Instructions for the task: Extract every entry word for word. Skip the pictures.

Data records:
----

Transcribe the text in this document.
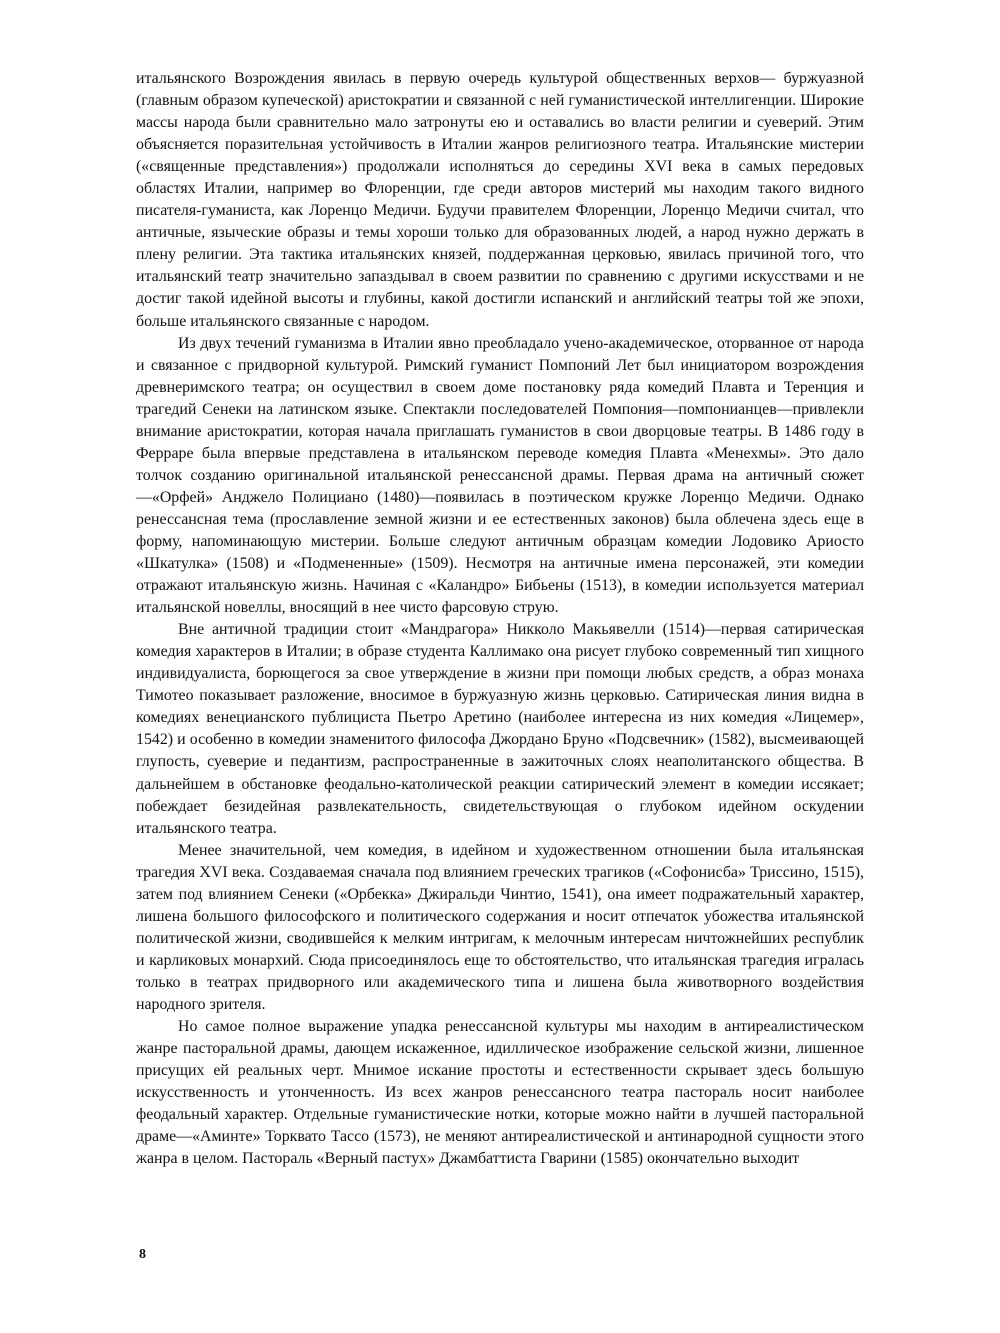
итальянского Возрождения явилась в первую очередь культурой общественных верхов— буржуазной (главным образом купеческой) аристократии и связанной с ней гуманистической интеллигенции. Широкие массы народа были сравнительно мало затронуты ею и оставались во власти религии и суеверий. Этим объясняется поразительная устойчивость в Италии жанров религиозного театра. Итальянские мистерии («священные представления») продолжали исполняться до середины XVI века в самых передовых областях Италии, например во Флоренции, где среди авторов мистерий мы находим такого видного писателя-гуманиста, как Лоренцо Медичи. Будучи правителем Флоренции, Лоренцо Медичи считал, что античные, языческие образы и темы хороши только для образованных людей, а народ нужно держать в плену религии. Эта тактика итальянских князей, поддержанная церковью, явилась причиной того, что итальянский театр значительно запаздывал в своем развитии по сравнению с другими искусствами и не достиг такой идейной высоты и глубины, какой достигли испанский и английский театры той же эпохи, больше итальянского связанные с народом.

Из двух течений гуманизма в Италии явно преобладало учено-академическое, оторванное от народа и связанное с придворной культурой. Римский гуманист Помпоний Лет был инициатором возрождения древнеримского театра; он осуществил в своем доме постановку ряда комедий Плавта и Теренция и трагедий Сенеки на латинском языке. Спектакли последователей Помпония—помпонианцев—привлекли внимание аристократии, которая начала приглашать гуманистов в свои дворцовые театры. В 1486 году в Ферраре была впервые представлена в итальянском переводе комедия Плавта «Менехмы». Это дало толчок созданию оригинальной итальянской ренессансной драмы. Первая драма на античный сюжет—«Орфей» Анджело Полициано (1480)—появилась в поэтическом кружке Лоренцо Медичи. Однако ренессансная тема (прославление земной жизни и ее естественных законов) была облечена здесь еще в форму, напоминающую мистерии. Больше следуют античным образцам комедии Лодовико Ариосто «Шкатулка» (1508) и «Подмененные» (1509). Несмотря на античные имена персонажей, эти комедии отражают итальянскую жизнь. Начиная с «Каландро» Бибьены (1513), в комедии используется материал итальянской новеллы, вносящий в нее чисто фарсовую струю.

Вне античной традиции стоит «Мандрагора» Никколо Макьявелли (1514)—первая сатирическая комедия характеров в Италии; в образе студента Каллимако она рисует глубоко современный тип хищного индивидуалиста, борющегося за свое утверждение в жизни при помощи любых средств, а образ монаха Тимотео показывает разложение, вносимое в буржуазную жизнь церковью. Сатирическая линия видна в комедиях венецианского публициста Пьетро Аретино (наиболее интересна из них комедия «Лицемер», 1542) и особенно в комедии знаменитого философа Джордано Бруно «Подсвечник» (1582), высмеивающей глупость, суеверие и педантизм, распространенные в зажиточных слоях неаполитанского общества. В дальнейшем в обстановке феодально-католической реакции сатирический элемент в комедии иссякает; побеждает безидейная развлекательность, свидетельствующая о глубоком идейном оскудении итальянского театра.

Менее значительной, чем комедия, в идейном и художественном отношении была итальянская трагедия XVI века. Создаваемая сначала под влиянием греческих трагиков («Софонисба» Триссино, 1515), затем под влиянием Сенеки («Орбекка» Джиральди Чинтио, 1541), она имеет подражательный характер, лишена большого философского и политического содержания и носит отпечаток убожества итальянской политической жизни, сводившейся к мелким интригам, к мелочным интересам ничтожнейших республик и карликовых монархий. Сюда присоединялось еще то обстоятельство, что итальянская трагедия игралась только в театрах придворного или академического типа и лишена была животворного воздействия народного зрителя.

Но самое полное выражение упадка ренессансной культуры мы находим в антиреалистическом жанре пасторальной драмы, дающем искаженное, идиллическое изображение сельской жизни, лишенное присущих ей реальных черт. Мнимое искание простоты и естественности скрывает здесь большую искусственность и утонченность. Из всех жанров ренессансного театра пастораль носит наиболее феодальный характер. Отдельные гуманистические нотки, которые можно найти в лучшей пасторальной драме—«Аминте» Торквато Тассо (1573), не меняют антиреалистической и антинародной сущности этого жанра в целом. Пастораль «Верный пастух» Джамбаттиста Гварини (1585) окончательно выходит

8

----

Correct answer:
Transcribe the text in this document.
итальянского Возрождения явилась в первую очередь культурой общественных верхов— буржуазной (главным образом купеческой) аристократии и связанной с ней гуманистической интеллигенции. Широкие массы народа были сравнительно мало затронуты ею и оставались во власти религии и суеверий. Этим объясняется поразительная устойчивость в Италии жанров религиозного театра. Итальянские мистерии («священные представления») продолжали исполняться до середины XVI века в самых передовых областях Италии, например во Флоренции, где среди авторов мистерий мы находим такого видного писателя-гуманиста, как Лоренцо Медичи. Будучи правителем Флоренции, Лоренцо Медичи считал, что античные, языческие образы и темы хороши только для образованных людей, а народ нужно держать в плену религии. Эта тактика итальянских князей, поддержанная церковью, явилась причиной того, что итальянский театр значительно запаздывал в своем развитии по сравнению с другими искусствами и не достиг такой идейной высоты и глубины, какой достигли испанский и английский театры той же эпохи, больше итальянского связанные с народом.

Из двух течений гуманизма в Италии явно преобладало учено-академическое, оторванное от народа и связанное с придворной культурой. Римский гуманист Помпоний Лет был инициатором возрождения древнеримского театра; он осуществил в своем доме постановку ряда комедий Плавта и Теренция и трагедий Сенеки на латинском языке. Спектакли последователей Помпония—помпонианцев—привлекли внимание аристократии, которая начала приглашать гуманистов в свои дворцовые театры. В 1486 году в Ферраре была впервые представлена в итальянском переводе комедия Плавта «Менехмы». Это дало толчок созданию оригинальной итальянской ренессансной драмы. Первая драма на античный сюжет—«Орфей» Анджело Полициано (1480)—появилась в поэтическом кружке Лоренцо Медичи. Однако ренессансная тема (прославление земной жизни и ее естественных законов) была облечена здесь еще в форму, напоминающую мистерии. Больше следуют античным образцам комедии Лодовико Ариосто «Шкатулка» (1508) и «Подмененные» (1509). Несмотря на античные имена персонажей, эти комедии отражают итальянскую жизнь. Начиная с «Каландро» Бибьены (1513), в комедии используется материал итальянской новеллы, вносящий в нее чисто фарсовую струю.

Вне античной традиции стоит «Мандрагора» Никколо Макьявелли (1514)—первая сатирическая комедия характеров в Италии; в образе студента Каллимако она рисует глубоко современный тип хищного индивидуалиста, борющегося за свое утверждение в жизни при помощи любых средств, а образ монаха Тимотео показывает разложение, вносимое в буржуазную жизнь церковью. Сатирическая линия видна в комедиях венецианского публициста Пьетро Аретино (наиболее интересна из них комедия «Лицемер», 1542) и особенно в комедии знаменитого философа Джордано Бруно «Подсвечник» (1582), высмеивающей глупость, суеверие и педантизм, распространенные в зажиточных слоях неаполитанского общества. В дальнейшем в обстановке феодально-католической реакции сатирический элемент в комедии иссякает; побеждает безидейная развлекательность, свидетельствующая о глубоком идейном оскудении итальянского театра.

Менее значительной, чем комедия, в идейном и художественном отношении была итальянская трагедия XVI века. Создаваемая сначала под влиянием греческих трагиков («Софонисба» Триссино, 1515), затем под влиянием Сенеки («Орбекка» Джиральди Чинтио, 1541), она имеет подражательный характер, лишена большого философского и политического содержания и носит отпечаток убожества итальянской политической жизни, сводившейся к мелким интригам, к мелочным интересам ничтожнейших республик и карликовых монархий. Сюда присоединялось еще то обстоятельство, что итальянская трагедия игралась только в театрах придворного или академического типа и лишена была животворного воздействия народного зрителя.

Но самое полное выражение упадка ренессансной культуры мы находим в антиреалистическом жанре пасторальной драмы, дающем искаженное, идиллическое изображение сельской жизни, лишенное присущих ей реальных черт. Мнимое искание простоты и естественности скрывает здесь большую искусственность и утонченность. Из всех жанров ренессансного театра пастораль носит наиболее феодальный характер. Отдельные гуманистические нотки, которые можно найти в лучшей пасторальной драме—«Аминте» Торквато Тассо (1573), не меняют антиреалистической и антинародной сущности этого жанра в целом. Пастораль «Верный пастух» Джамбаттиста Гварини (1585) окончательно выходит

8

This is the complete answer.